(Data extracted from a collection)
▶
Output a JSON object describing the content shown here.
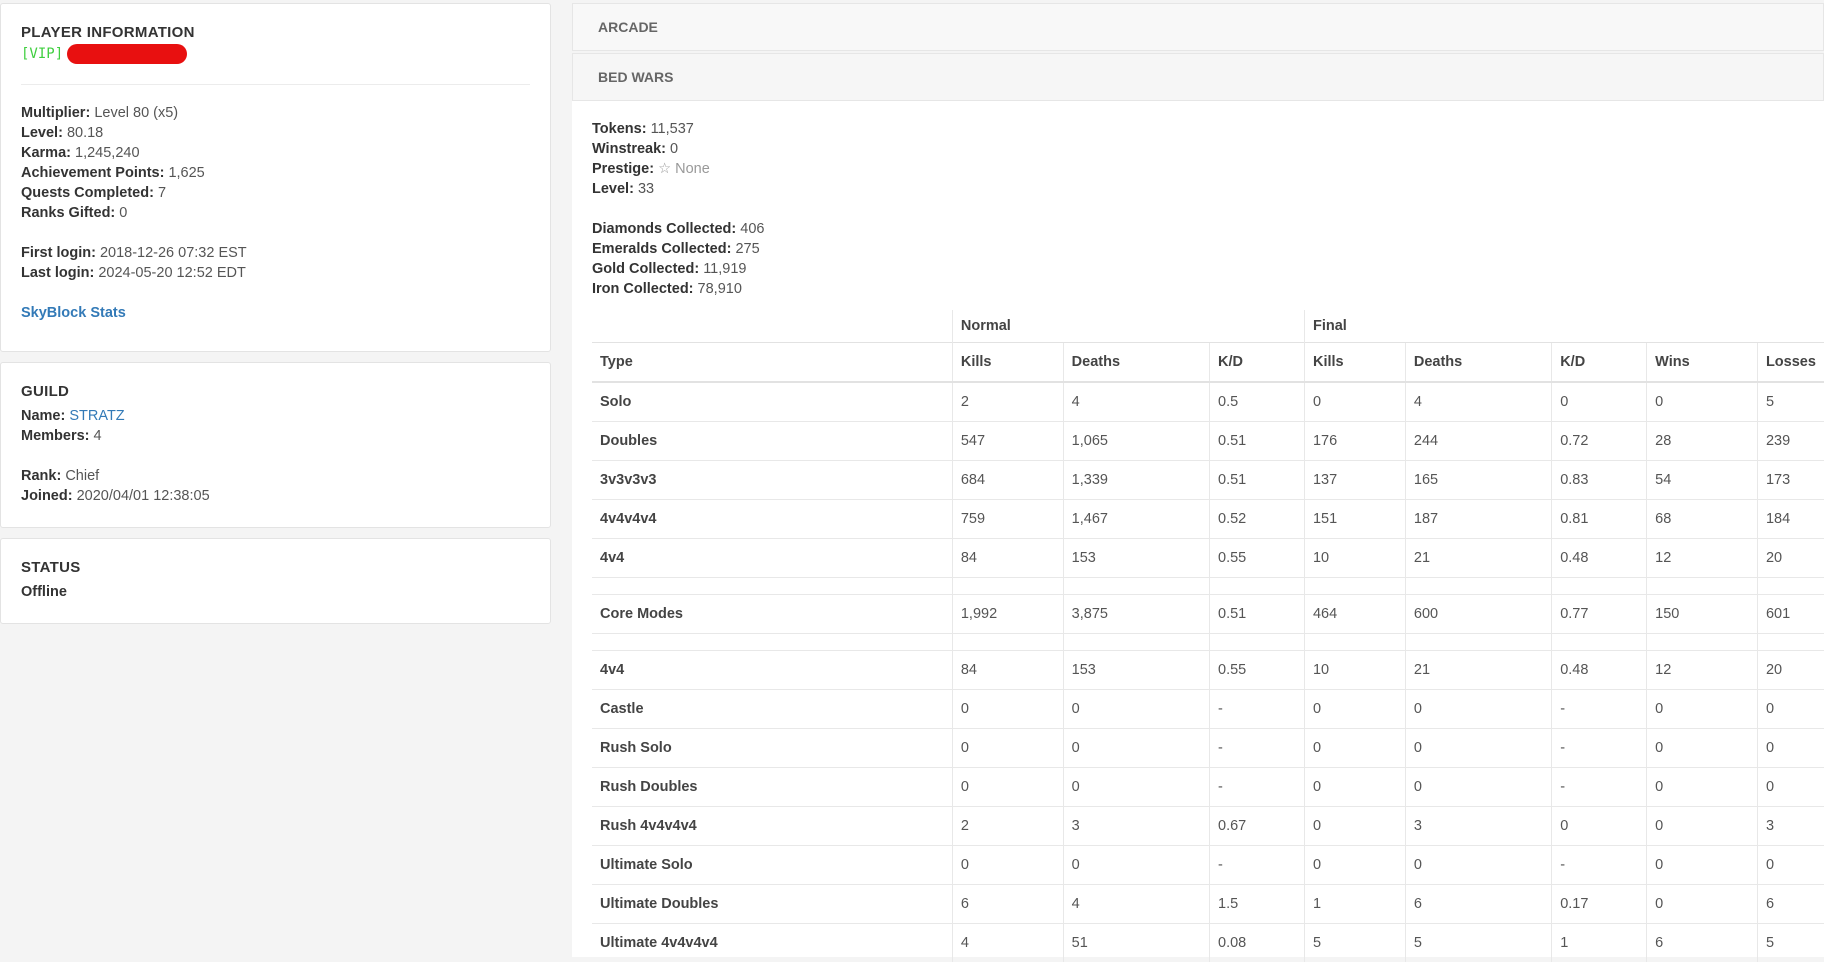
{
  "player": {
    "title": "PLAYER INFORMATION",
    "rank_tag": "[VIP]",
    "stats": [
      {
        "label": "Multiplier:",
        "value": "Level 80 (x5)"
      },
      {
        "label": "Level:",
        "value": "80.18"
      },
      {
        "label": "Karma:",
        "value": "1,245,240"
      },
      {
        "label": "Achievement Points:",
        "value": "1,625"
      },
      {
        "label": "Quests Completed:",
        "value": "7"
      },
      {
        "label": "Ranks Gifted:",
        "value": "0"
      }
    ],
    "logins": [
      {
        "label": "First login:",
        "value": "2018-12-26 07:32 EST"
      },
      {
        "label": "Last login:",
        "value": "2024-05-20 12:52 EDT"
      }
    ],
    "skyblock_link": "SkyBlock Stats"
  },
  "guild": {
    "title": "GUILD",
    "name_label": "Name:",
    "name_value": "STRATZ",
    "members_label": "Members:",
    "members_value": "4",
    "rank_label": "Rank:",
    "rank_value": "Chief",
    "joined_label": "Joined:",
    "joined_value": "2020/04/01 12:38:05"
  },
  "status": {
    "title": "STATUS",
    "value": "Offline"
  },
  "arcade": {
    "title": "ARCADE"
  },
  "bedwars": {
    "title": "BED WARS",
    "stats1": [
      {
        "label": "Tokens:",
        "value": "11,537"
      },
      {
        "label": "Winstreak:",
        "value": "0"
      },
      {
        "label": "Prestige:",
        "value": "☆ None"
      },
      {
        "label": "Level:",
        "value": "33"
      }
    ],
    "stats2": [
      {
        "label": "Diamonds Collected:",
        "value": "406"
      },
      {
        "label": "Emeralds Collected:",
        "value": "275"
      },
      {
        "label": "Gold Collected:",
        "value": "11,919"
      },
      {
        "label": "Iron Collected:",
        "value": "78,910"
      }
    ],
    "table": {
      "group_normal": "Normal",
      "group_final": "Final",
      "headers": [
        "Type",
        "Kills",
        "Deaths",
        "K/D",
        "Kills",
        "Deaths",
        "K/D",
        "Wins",
        "Losses"
      ],
      "rows": [
        [
          "Solo",
          "2",
          "4",
          "0.5",
          "0",
          "4",
          "0",
          "0",
          "5"
        ],
        [
          "Doubles",
          "547",
          "1,065",
          "0.51",
          "176",
          "244",
          "0.72",
          "28",
          "239"
        ],
        [
          "3v3v3v3",
          "684",
          "1,339",
          "0.51",
          "137",
          "165",
          "0.83",
          "54",
          "173"
        ],
        [
          "4v4v4v4",
          "759",
          "1,467",
          "0.52",
          "151",
          "187",
          "0.81",
          "68",
          "184"
        ],
        [
          "4v4",
          "84",
          "153",
          "0.55",
          "10",
          "21",
          "0.48",
          "12",
          "20"
        ]
      ],
      "core_row": [
        "Core Modes",
        "1,992",
        "3,875",
        "0.51",
        "464",
        "600",
        "0.77",
        "150",
        "601"
      ],
      "extra_rows": [
        [
          "4v4",
          "84",
          "153",
          "0.55",
          "10",
          "21",
          "0.48",
          "12",
          "20"
        ],
        [
          "Castle",
          "0",
          "0",
          "-",
          "0",
          "0",
          "-",
          "0",
          "0"
        ],
        [
          "Rush Solo",
          "0",
          "0",
          "-",
          "0",
          "0",
          "-",
          "0",
          "0"
        ],
        [
          "Rush Doubles",
          "0",
          "0",
          "-",
          "0",
          "0",
          "-",
          "0",
          "0"
        ],
        [
          "Rush 4v4v4v4",
          "2",
          "3",
          "0.67",
          "0",
          "3",
          "0",
          "0",
          "3"
        ],
        [
          "Ultimate Solo",
          "0",
          "0",
          "-",
          "0",
          "0",
          "-",
          "0",
          "0"
        ],
        [
          "Ultimate Doubles",
          "6",
          "4",
          "1.5",
          "1",
          "6",
          "0.17",
          "0",
          "6"
        ],
        [
          "Ultimate 4v4v4v4",
          "4",
          "51",
          "0.08",
          "5",
          "5",
          "1",
          "6",
          "5"
        ]
      ]
    }
  }
}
◀
INSTRUCTIONS FOR THE TASK: Your task is to retype all the entries exactly and leave out any pictures.

THE SOLUTION:
Output a JSON object describing the content shown here.
{
  "player": {
    "title": "PLAYER INFORMATION",
    "rank_tag": "[VIP]",
    "stats": [
      {
        "label": "Multiplier:",
        "value": "Level 80 (x5)"
      },
      {
        "label": "Level:",
        "value": "80.18"
      },
      {
        "label": "Karma:",
        "value": "1,245,240"
      },
      {
        "label": "Achievement Points:",
        "value": "1,625"
      },
      {
        "label": "Quests Completed:",
        "value": "7"
      },
      {
        "label": "Ranks Gifted:",
        "value": "0"
      }
    ],
    "logins": [
      {
        "label": "First login:",
        "value": "2018-12-26 07:32 EST"
      },
      {
        "label": "Last login:",
        "value": "2024-05-20 12:52 EDT"
      }
    ],
    "skyblock_link": "SkyBlock Stats"
  },
  "guild": {
    "title": "GUILD",
    "name_label": "Name:",
    "name_value": "STRATZ",
    "members_label": "Members:",
    "members_value": "4",
    "rank_label": "Rank:",
    "rank_value": "Chief",
    "joined_label": "Joined:",
    "joined_value": "2020/04/01 12:38:05"
  },
  "status": {
    "title": "STATUS",
    "value": "Offline"
  },
  "arcade": {
    "title": "ARCADE"
  },
  "bedwars": {
    "title": "BED WARS",
    "stats1": [
      {
        "label": "Tokens:",
        "value": "11,537"
      },
      {
        "label": "Winstreak:",
        "value": "0"
      },
      {
        "label": "Prestige:",
        "value": "☆ None"
      },
      {
        "label": "Level:",
        "value": "33"
      }
    ],
    "stats2": [
      {
        "label": "Diamonds Collected:",
        "value": "406"
      },
      {
        "label": "Emeralds Collected:",
        "value": "275"
      },
      {
        "label": "Gold Collected:",
        "value": "11,919"
      },
      {
        "label": "Iron Collected:",
        "value": "78,910"
      }
    ],
    "table": {
      "group_normal": "Normal",
      "group_final": "Final",
      "headers": [
        "Type",
        "Kills",
        "Deaths",
        "K/D",
        "Kills",
        "Deaths",
        "K/D",
        "Wins",
        "Losses"
      ],
      "rows": [
        [
          "Solo",
          "2",
          "4",
          "0.5",
          "0",
          "4",
          "0",
          "0",
          "5"
        ],
        [
          "Doubles",
          "547",
          "1,065",
          "0.51",
          "176",
          "244",
          "0.72",
          "28",
          "239"
        ],
        [
          "3v3v3v3",
          "684",
          "1,339",
          "0.51",
          "137",
          "165",
          "0.83",
          "54",
          "173"
        ],
        [
          "4v4v4v4",
          "759",
          "1,467",
          "0.52",
          "151",
          "187",
          "0.81",
          "68",
          "184"
        ],
        [
          "4v4",
          "84",
          "153",
          "0.55",
          "10",
          "21",
          "0.48",
          "12",
          "20"
        ]
      ],
      "core_row": [
        "Core Modes",
        "1,992",
        "3,875",
        "0.51",
        "464",
        "600",
        "0.77",
        "150",
        "601"
      ],
      "extra_rows": [
        [
          "4v4",
          "84",
          "153",
          "0.55",
          "10",
          "21",
          "0.48",
          "12",
          "20"
        ],
        [
          "Castle",
          "0",
          "0",
          "-",
          "0",
          "0",
          "-",
          "0",
          "0"
        ],
        [
          "Rush Solo",
          "0",
          "0",
          "-",
          "0",
          "0",
          "-",
          "0",
          "0"
        ],
        [
          "Rush Doubles",
          "0",
          "0",
          "-",
          "0",
          "0",
          "-",
          "0",
          "0"
        ],
        [
          "Rush 4v4v4v4",
          "2",
          "3",
          "0.67",
          "0",
          "3",
          "0",
          "0",
          "3"
        ],
        [
          "Ultimate Solo",
          "0",
          "0",
          "-",
          "0",
          "0",
          "-",
          "0",
          "0"
        ],
        [
          "Ultimate Doubles",
          "6",
          "4",
          "1.5",
          "1",
          "6",
          "0.17",
          "0",
          "6"
        ],
        [
          "Ultimate 4v4v4v4",
          "4",
          "51",
          "0.08",
          "5",
          "5",
          "1",
          "6",
          "5"
        ]
      ]
    }
  }
}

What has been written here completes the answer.